WHAT TO DO>
Check each line of the material. Copy those containing "your".

>> BEGIN

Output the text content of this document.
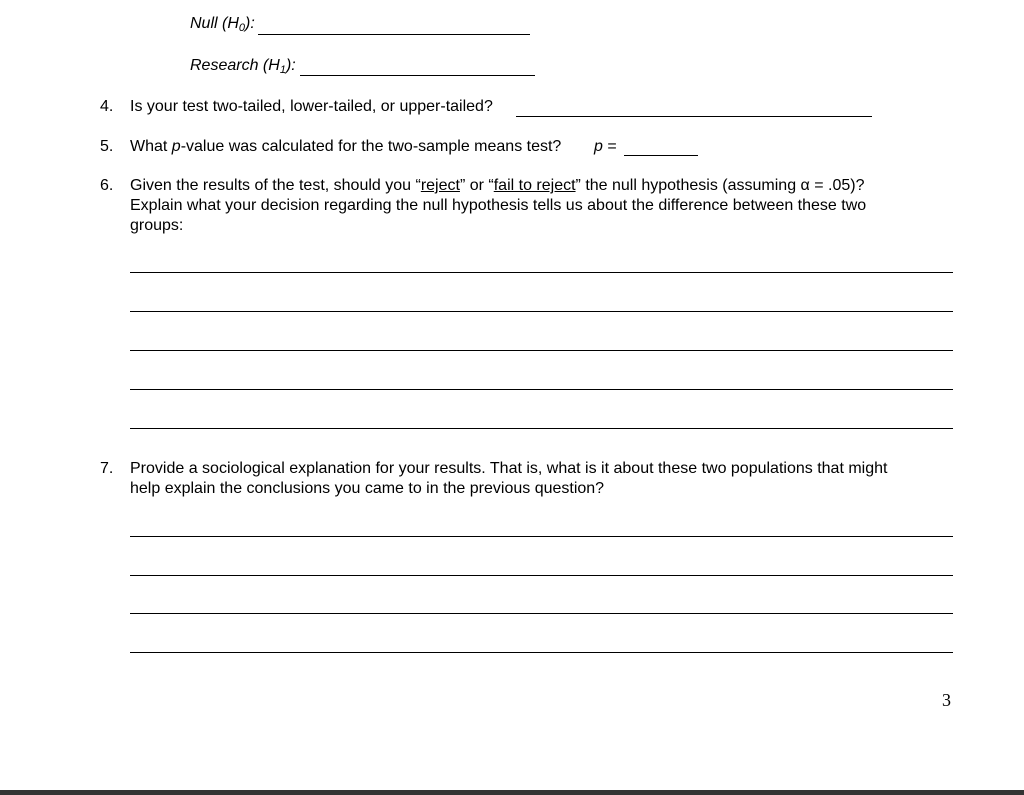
Null $(H_0)$:
Research $(H_1)$:
4. Is your test two-tailed, lower-tailed, or upper-tailed?
5. What p-value was calculated for the two-sample means test? p =
6. Given the results of the test, should you “reject” or “fail to reject” the null hypothesis (assuming α = .05)?
Explain what your decision regarding the null hypothesis tells us about the difference between these two
groups:
7. Provide a sociological explanation for your results. That is, what is it about these two populations that might
help explain the conclusions you came to in the previous question?
3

>> END

THE REPLY>
4. Is your test two-tailed, lower-tailed, or upper-tailed?
Explain what your decision regarding the null hypothesis tells us about the difference between these two
7. Provide a sociological explanation for your results. That is, what is it about these two populations that might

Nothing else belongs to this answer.